## [Work instructions]
Bring together all lines of the material below that contain the string "créer".

## [Task data]
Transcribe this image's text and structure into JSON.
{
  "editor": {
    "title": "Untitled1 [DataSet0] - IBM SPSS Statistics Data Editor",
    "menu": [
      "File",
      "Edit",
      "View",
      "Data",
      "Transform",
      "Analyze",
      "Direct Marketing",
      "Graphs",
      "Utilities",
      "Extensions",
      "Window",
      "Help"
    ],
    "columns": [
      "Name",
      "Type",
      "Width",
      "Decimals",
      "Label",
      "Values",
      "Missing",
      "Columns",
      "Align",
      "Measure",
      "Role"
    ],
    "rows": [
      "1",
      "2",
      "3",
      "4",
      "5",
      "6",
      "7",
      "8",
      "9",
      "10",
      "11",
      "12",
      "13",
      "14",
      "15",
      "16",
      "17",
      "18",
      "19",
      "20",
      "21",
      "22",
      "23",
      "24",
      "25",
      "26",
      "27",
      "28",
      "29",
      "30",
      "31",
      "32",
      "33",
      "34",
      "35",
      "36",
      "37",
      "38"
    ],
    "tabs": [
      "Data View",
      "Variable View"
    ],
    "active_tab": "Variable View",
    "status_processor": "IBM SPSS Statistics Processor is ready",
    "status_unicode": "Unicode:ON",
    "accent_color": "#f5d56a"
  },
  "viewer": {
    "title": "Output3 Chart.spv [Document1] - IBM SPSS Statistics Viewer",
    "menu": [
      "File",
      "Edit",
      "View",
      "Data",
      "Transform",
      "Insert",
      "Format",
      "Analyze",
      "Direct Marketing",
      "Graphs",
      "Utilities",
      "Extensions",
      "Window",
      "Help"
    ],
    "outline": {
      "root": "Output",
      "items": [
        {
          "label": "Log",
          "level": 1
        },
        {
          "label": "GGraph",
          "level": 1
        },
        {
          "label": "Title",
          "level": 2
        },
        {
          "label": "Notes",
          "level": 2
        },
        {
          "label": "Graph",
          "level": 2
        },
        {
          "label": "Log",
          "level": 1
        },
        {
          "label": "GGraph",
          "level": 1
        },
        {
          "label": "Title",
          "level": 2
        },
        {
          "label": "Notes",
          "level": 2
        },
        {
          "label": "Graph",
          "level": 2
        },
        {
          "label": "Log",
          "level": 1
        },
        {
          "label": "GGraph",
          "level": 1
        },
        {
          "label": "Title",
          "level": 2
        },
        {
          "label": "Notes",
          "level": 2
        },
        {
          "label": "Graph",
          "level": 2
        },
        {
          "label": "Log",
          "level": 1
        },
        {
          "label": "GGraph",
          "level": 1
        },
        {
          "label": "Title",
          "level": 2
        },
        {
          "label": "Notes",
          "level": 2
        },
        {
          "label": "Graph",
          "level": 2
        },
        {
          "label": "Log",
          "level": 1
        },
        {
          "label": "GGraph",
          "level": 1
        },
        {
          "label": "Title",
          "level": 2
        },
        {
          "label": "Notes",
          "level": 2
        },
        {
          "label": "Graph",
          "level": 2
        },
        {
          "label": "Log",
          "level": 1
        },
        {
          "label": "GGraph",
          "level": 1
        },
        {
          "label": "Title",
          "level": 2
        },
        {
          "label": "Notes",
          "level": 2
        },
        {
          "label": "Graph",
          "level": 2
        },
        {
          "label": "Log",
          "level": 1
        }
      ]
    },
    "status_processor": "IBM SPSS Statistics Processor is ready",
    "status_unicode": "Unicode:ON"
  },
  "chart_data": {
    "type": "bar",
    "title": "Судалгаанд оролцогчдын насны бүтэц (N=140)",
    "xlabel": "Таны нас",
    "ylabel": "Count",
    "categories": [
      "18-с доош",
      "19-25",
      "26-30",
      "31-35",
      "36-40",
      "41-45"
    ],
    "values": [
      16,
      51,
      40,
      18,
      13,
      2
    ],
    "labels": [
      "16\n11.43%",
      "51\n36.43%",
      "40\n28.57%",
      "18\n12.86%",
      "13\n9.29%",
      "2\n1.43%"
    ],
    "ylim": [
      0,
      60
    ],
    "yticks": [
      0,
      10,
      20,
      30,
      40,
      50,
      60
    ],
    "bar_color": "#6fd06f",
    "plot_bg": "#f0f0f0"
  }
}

---

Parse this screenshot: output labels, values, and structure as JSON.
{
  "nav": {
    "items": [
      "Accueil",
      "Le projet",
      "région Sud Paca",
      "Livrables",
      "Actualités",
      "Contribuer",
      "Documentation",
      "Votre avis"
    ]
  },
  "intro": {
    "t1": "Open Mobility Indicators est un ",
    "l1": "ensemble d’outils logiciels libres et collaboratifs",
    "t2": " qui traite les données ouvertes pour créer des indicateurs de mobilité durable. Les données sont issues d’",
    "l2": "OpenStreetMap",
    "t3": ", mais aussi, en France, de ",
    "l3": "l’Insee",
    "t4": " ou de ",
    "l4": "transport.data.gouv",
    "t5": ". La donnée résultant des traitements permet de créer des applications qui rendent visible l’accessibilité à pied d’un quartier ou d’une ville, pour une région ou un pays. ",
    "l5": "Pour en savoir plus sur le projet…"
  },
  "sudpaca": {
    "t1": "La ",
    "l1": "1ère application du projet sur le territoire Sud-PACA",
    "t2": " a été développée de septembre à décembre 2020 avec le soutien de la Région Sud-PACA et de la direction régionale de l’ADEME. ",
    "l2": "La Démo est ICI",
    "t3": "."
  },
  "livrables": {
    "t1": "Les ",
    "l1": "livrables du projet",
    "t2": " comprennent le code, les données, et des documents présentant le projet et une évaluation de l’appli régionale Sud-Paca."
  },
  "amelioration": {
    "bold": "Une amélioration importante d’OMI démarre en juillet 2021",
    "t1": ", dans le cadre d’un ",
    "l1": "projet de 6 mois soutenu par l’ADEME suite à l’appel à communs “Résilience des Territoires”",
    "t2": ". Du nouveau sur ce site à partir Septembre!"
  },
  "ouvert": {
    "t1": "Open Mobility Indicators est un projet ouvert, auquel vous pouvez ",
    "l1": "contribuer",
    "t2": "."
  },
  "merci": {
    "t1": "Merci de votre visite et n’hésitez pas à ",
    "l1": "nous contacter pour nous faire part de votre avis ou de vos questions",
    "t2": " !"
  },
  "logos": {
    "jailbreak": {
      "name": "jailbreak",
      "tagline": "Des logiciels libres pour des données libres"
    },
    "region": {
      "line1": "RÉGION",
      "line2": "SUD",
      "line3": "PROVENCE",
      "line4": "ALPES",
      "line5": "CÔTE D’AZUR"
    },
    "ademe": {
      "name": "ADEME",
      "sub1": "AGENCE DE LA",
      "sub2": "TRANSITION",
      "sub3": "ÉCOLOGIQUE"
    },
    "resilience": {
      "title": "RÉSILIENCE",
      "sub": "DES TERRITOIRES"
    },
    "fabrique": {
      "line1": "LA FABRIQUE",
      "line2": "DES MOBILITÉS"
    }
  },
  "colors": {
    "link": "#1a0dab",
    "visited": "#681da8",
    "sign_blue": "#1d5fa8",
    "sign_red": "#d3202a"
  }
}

==

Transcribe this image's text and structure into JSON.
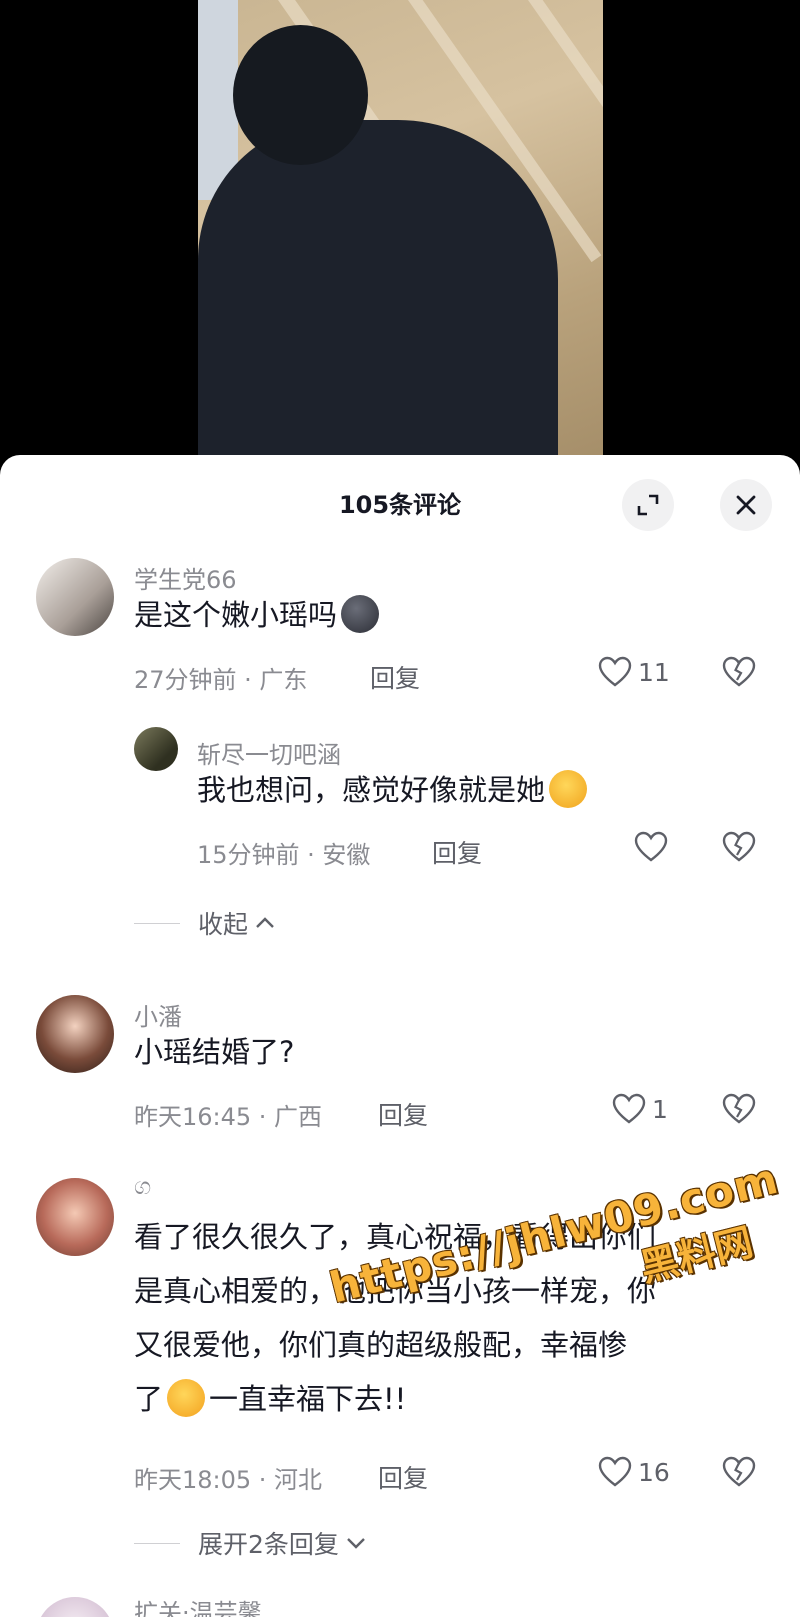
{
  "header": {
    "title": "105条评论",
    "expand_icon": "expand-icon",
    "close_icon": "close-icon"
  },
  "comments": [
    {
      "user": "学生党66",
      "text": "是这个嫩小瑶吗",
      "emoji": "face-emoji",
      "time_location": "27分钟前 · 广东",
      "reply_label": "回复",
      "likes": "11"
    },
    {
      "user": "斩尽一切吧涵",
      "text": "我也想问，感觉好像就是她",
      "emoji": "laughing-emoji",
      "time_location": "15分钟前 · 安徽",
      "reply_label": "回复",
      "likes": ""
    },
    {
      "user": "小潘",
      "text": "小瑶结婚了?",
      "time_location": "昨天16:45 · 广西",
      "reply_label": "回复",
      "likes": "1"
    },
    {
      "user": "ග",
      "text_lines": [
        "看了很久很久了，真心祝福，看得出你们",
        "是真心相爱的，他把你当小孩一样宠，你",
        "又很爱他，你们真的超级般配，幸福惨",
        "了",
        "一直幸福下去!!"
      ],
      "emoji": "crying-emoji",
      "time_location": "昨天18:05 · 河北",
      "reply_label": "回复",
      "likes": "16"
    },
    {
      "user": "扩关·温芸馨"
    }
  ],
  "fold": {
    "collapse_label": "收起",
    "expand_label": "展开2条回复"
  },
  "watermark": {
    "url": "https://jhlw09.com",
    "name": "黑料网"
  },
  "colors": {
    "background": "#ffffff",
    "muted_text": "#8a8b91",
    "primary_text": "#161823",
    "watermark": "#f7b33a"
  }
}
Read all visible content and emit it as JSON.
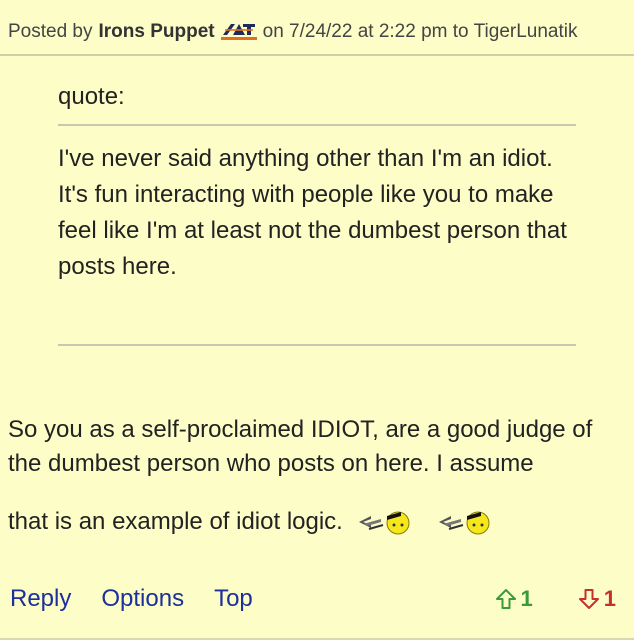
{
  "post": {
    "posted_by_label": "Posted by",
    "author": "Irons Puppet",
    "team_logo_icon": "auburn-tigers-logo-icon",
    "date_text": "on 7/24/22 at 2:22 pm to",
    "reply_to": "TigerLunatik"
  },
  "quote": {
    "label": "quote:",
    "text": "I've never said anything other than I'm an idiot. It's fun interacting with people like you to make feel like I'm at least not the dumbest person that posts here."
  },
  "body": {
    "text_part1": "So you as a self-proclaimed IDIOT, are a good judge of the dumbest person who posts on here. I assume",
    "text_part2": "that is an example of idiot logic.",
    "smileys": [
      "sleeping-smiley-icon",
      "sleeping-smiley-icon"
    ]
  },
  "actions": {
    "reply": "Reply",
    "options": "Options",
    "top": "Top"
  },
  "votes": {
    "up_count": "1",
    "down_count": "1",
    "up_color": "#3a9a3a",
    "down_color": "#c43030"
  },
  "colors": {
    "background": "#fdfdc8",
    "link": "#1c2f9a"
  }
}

## [Right answer]
    "t2": " qui traite les données ouvertes pour créer des indicateurs de mobilité durable. Les données sont issues d’",
    "t5": ". La donnée résultant des traitements permet de créer des applications qui rendent visible l’accessibilité à pied d’un quartier ou d’une ville, pour une région ou un pays. ",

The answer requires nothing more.